→ **CHALLENGE**: Tally up how many lines in the listing below contain the string "请用黑色或蓝色钢笔", and give only the total.

Data records:
########################################

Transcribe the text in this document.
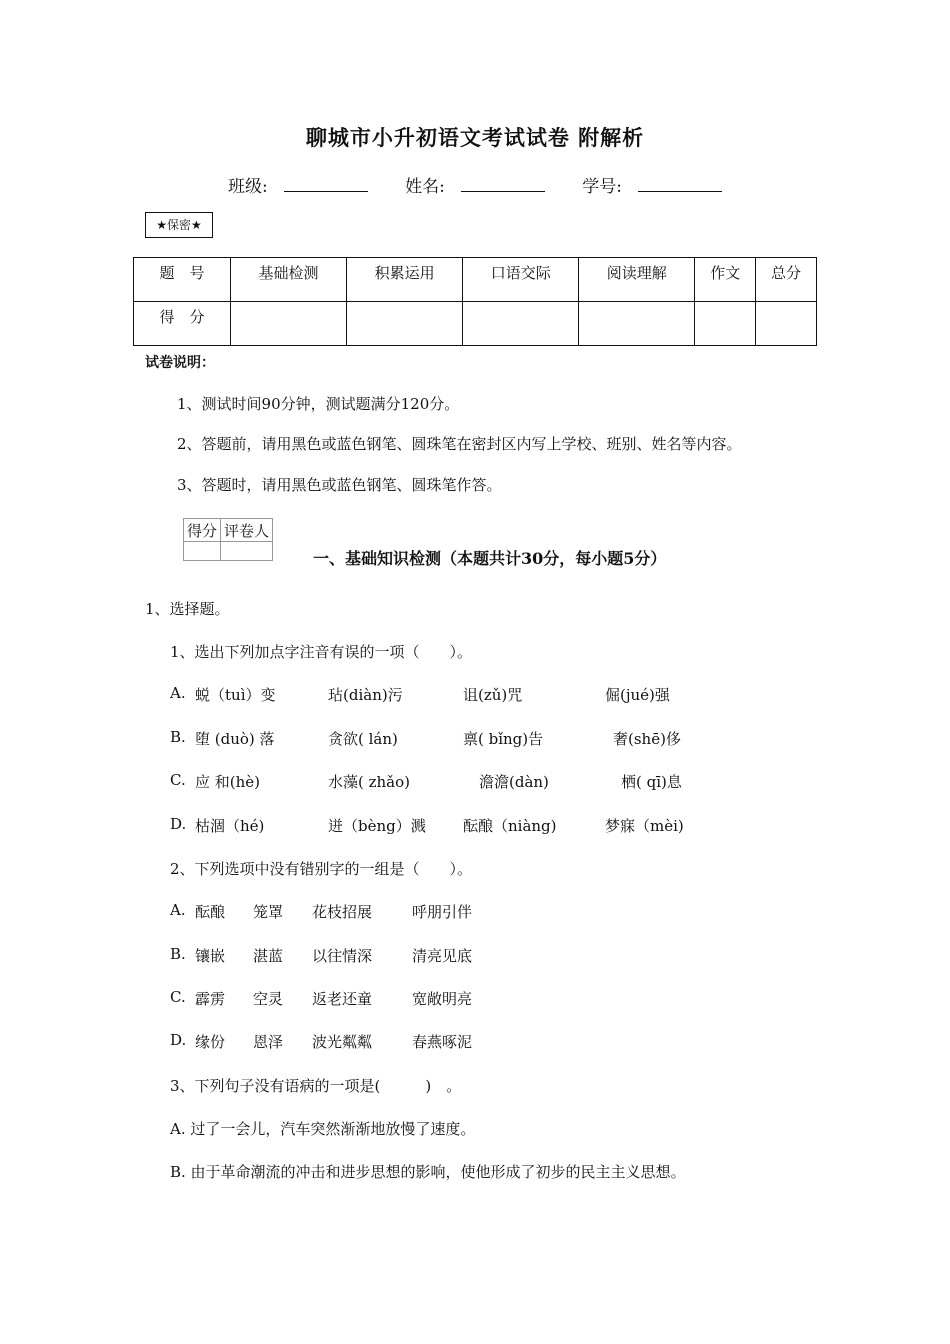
聊城市小升初语文考试试卷 附解析
班级:	姓名:	学号:
★保密★
题　号	基础检测	积累运用	口语交际	阅读理解	作文	总分
得　分						
试卷说明：
1、测试时间90分钟，测试题满分120分。
2、答题前，请用黑色或蓝色钢笔、圆珠笔在密封区内写上学校、班别、姓名等内容。
3、答题时，请用黑色或蓝色钢笔、圆珠笔作答。
得分	评卷人

一、基础知识检测（本题共计30分，每小题5分）
1、选择题。
1、选出下列加点字注音有误的一项（　　）。
A. 蜕（tuì）变	玷(diàn)污	诅(zǔ)咒	倔(jué)强
B. 堕 (duò) 落	贪欲( lán)	禀( bǐng)告	奢(shē)侈
C. 应 和(hè)	水藻( zhǎo)	澹澹(dàn)	栖( qī)息
D. 枯涸（hé)	迸（bèng）溅 酝酿（niàng)	梦寐（mèi)
2、下列选项中没有错别字的一组是（　　）。
A. 酝酿 笼罩 花枝招展	呼朋引伴
B. 镶嵌 湛蓝 以往情深	清亮见底
C. 霹雳 空灵 返老还童	宽敞明亮
D. 缘份 恩泽 波光粼粼	春燕啄泥
3、下列句子没有语病的一项是(　　　)　。
A. 过了一会儿，汽车突然渐渐地放慢了速度。
B. 由于革命潮流的冲击和进步思想的影响，使他形成了初步的民主主义思想。
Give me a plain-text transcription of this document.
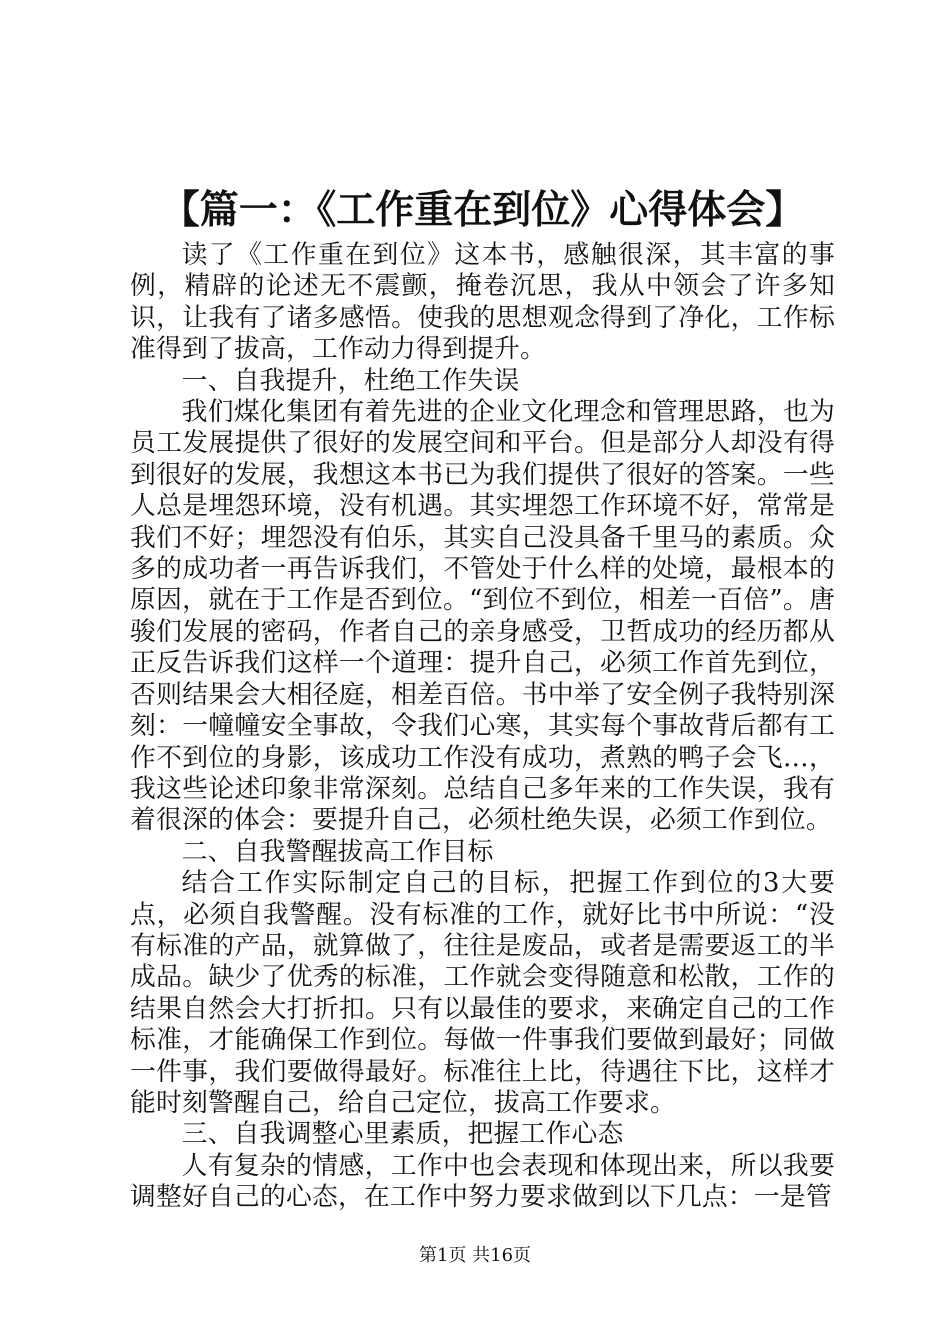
【篇一：《工作重在到位》心得体会】

读了《工作重在到位》这本书，感触很深，其丰富的事例，精辟的论述无不震颤，掩卷沉思，我从中领会了许多知识，让我有了诸多感悟。使我的思想观念得到了净化，工作标准得到了拔高，工作动力得到提升。

一、自我提升，杜绝工作失误

我们煤化集团有着先进的企业文化理念和管理思路，也为员工发展提供了很好的发展空间和平台。但是部分人却没有得到很好的发展，我想这本书已为我们提供了很好的答案。一些人总是埋怨环境，没有机遇。其实埋怨工作环境不好，常常是我们不好；埋怨没有伯乐，其实自己没具备千里马的素质。众多的成功者一再告诉我们，不管处于什么样的处境，最根本的原因，就在于工作是否到位。“到位不到位，相差一百倍”。唐骏们发展的密码，作者自己的亲身感受，卫哲成功的经历都从正反告诉我们这样一个道理：提升自己，必须工作首先到位，否则结果会大相径庭，相差百倍。书中举了安全例子我特别深刻：一幢幢安全事故，令我们心寒，其实每个事故背后都有工作不到位的身影，该成功工作没有成功，煮熟的鸭子会飞…，我这些论述印象非常深刻。总结自己多年来的工作失误，我有着很深的体会：要提升自己，必须杜绝失误，必须工作到位。

二、自我警醒拔高工作目标

结合工作实际制定自己的目标，把握工作到位的3大要点，必须自我警醒。没有标准的工作，就好比书中所说：“没有标准的产品，就算做了，往往是废品，或者是需要返工的半成品。缺少了优秀的标准，工作就会变得随意和松散，工作的结果自然会大打折扣。只有以最佳的要求，来确定自己的工作标准，才能确保工作到位。每做一件事我们要做到最好；同做一件事，我们要做得最好。标准往上比，待遇往下比，这样才能时刻警醒自己，给自己定位，拔高工作要求。

三、自我调整心里素质，把握工作心态

人有复杂的情感，工作中也会表现和体现出来，所以我要调整好自己的心态，在工作中努力要求做到以下几点：一是管

第1页 共16页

########################################

→ **IN RESPONSE**: 2